GIVEN TASK:
Retype every entry word for word.

[Extracted data entries]
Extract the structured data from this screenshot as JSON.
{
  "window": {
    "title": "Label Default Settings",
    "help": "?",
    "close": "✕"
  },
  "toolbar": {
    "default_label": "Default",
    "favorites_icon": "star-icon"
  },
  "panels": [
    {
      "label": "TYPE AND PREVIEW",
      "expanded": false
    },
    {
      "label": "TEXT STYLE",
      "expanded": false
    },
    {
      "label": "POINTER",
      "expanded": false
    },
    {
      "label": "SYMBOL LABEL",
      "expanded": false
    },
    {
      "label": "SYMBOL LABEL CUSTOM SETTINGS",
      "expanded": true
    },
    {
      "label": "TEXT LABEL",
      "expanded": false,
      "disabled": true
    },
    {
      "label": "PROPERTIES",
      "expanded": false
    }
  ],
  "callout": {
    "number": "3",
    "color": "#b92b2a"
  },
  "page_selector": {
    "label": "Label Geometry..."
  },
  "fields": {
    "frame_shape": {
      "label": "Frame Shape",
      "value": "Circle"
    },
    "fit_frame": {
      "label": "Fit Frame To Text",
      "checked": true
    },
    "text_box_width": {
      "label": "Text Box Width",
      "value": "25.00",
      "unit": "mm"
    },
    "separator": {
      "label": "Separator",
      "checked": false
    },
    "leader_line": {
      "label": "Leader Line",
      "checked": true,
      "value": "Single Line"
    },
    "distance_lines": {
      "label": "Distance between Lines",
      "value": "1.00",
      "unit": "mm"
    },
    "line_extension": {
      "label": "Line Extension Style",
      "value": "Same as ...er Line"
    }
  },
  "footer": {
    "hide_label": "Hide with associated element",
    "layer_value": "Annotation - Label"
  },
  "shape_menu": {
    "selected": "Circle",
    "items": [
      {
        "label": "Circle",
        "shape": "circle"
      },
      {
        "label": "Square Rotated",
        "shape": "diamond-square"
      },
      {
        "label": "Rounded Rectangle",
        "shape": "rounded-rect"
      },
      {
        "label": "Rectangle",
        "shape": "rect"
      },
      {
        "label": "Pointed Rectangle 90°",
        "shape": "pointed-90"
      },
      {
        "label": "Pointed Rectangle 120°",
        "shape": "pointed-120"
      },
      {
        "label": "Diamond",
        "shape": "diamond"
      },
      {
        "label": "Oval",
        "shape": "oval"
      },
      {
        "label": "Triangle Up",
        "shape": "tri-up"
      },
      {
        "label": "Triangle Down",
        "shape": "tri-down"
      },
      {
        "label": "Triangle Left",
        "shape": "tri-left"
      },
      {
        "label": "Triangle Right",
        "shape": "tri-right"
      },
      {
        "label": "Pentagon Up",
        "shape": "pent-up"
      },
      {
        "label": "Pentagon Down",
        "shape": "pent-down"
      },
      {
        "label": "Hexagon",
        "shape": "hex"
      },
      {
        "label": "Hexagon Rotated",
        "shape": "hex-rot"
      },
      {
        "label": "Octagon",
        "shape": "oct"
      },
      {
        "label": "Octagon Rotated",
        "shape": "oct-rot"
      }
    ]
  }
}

THE ANSWER:
Extract the structured data from this screenshot as JSON.
{
  "window": {
    "title": "Label Default Settings",
    "help": "?",
    "close": "✕"
  },
  "toolbar": {
    "default_label": "Default",
    "favorites_icon": "star-icon"
  },
  "panels": [
    {
      "label": "TYPE AND PREVIEW",
      "expanded": false
    },
    {
      "label": "TEXT STYLE",
      "expanded": false
    },
    {
      "label": "POINTER",
      "expanded": false
    },
    {
      "label": "SYMBOL LABEL",
      "expanded": false
    },
    {
      "label": "SYMBOL LABEL CUSTOM SETTINGS",
      "expanded": true
    },
    {
      "label": "TEXT LABEL",
      "expanded": false,
      "disabled": true
    },
    {
      "label": "PROPERTIES",
      "expanded": false
    }
  ],
  "callout": {
    "number": "3",
    "color": "#b92b2a"
  },
  "page_selector": {
    "label": "Label Geometry..."
  },
  "fields": {
    "frame_shape": {
      "label": "Frame Shape",
      "value": "Circle"
    },
    "fit_frame": {
      "label": "Fit Frame To Text",
      "checked": true
    },
    "text_box_width": {
      "label": "Text Box Width",
      "value": "25.00",
      "unit": "mm"
    },
    "separator": {
      "label": "Separator",
      "checked": false
    },
    "leader_line": {
      "label": "Leader Line",
      "checked": true,
      "value": "Single Line"
    },
    "distance_lines": {
      "label": "Distance between Lines",
      "value": "1.00",
      "unit": "mm"
    },
    "line_extension": {
      "label": "Line Extension Style",
      "value": "Same as ...er Line"
    }
  },
  "footer": {
    "hide_label": "Hide with associated element",
    "layer_value": "Annotation - Label"
  },
  "shape_menu": {
    "selected": "Circle",
    "items": [
      {
        "label": "Circle",
        "shape": "circle"
      },
      {
        "label": "Square Rotated",
        "shape": "diamond-square"
      },
      {
        "label": "Rounded Rectangle",
        "shape": "rounded-rect"
      },
      {
        "label": "Rectangle",
        "shape": "rect"
      },
      {
        "label": "Pointed Rectangle 90°",
        "shape": "pointed-90"
      },
      {
        "label": "Pointed Rectangle 120°",
        "shape": "pointed-120"
      },
      {
        "label": "Diamond",
        "shape": "diamond"
      },
      {
        "label": "Oval",
        "shape": "oval"
      },
      {
        "label": "Triangle Up",
        "shape": "tri-up"
      },
      {
        "label": "Triangle Down",
        "shape": "tri-down"
      },
      {
        "label": "Triangle Left",
        "shape": "tri-left"
      },
      {
        "label": "Triangle Right",
        "shape": "tri-right"
      },
      {
        "label": "Pentagon Up",
        "shape": "pent-up"
      },
      {
        "label": "Pentagon Down",
        "shape": "pent-down"
      },
      {
        "label": "Hexagon",
        "shape": "hex"
      },
      {
        "label": "Hexagon Rotated",
        "shape": "hex-rot"
      },
      {
        "label": "Octagon",
        "shape": "oct"
      },
      {
        "label": "Octagon Rotated",
        "shape": "oct-rot"
      }
    ]
  }
}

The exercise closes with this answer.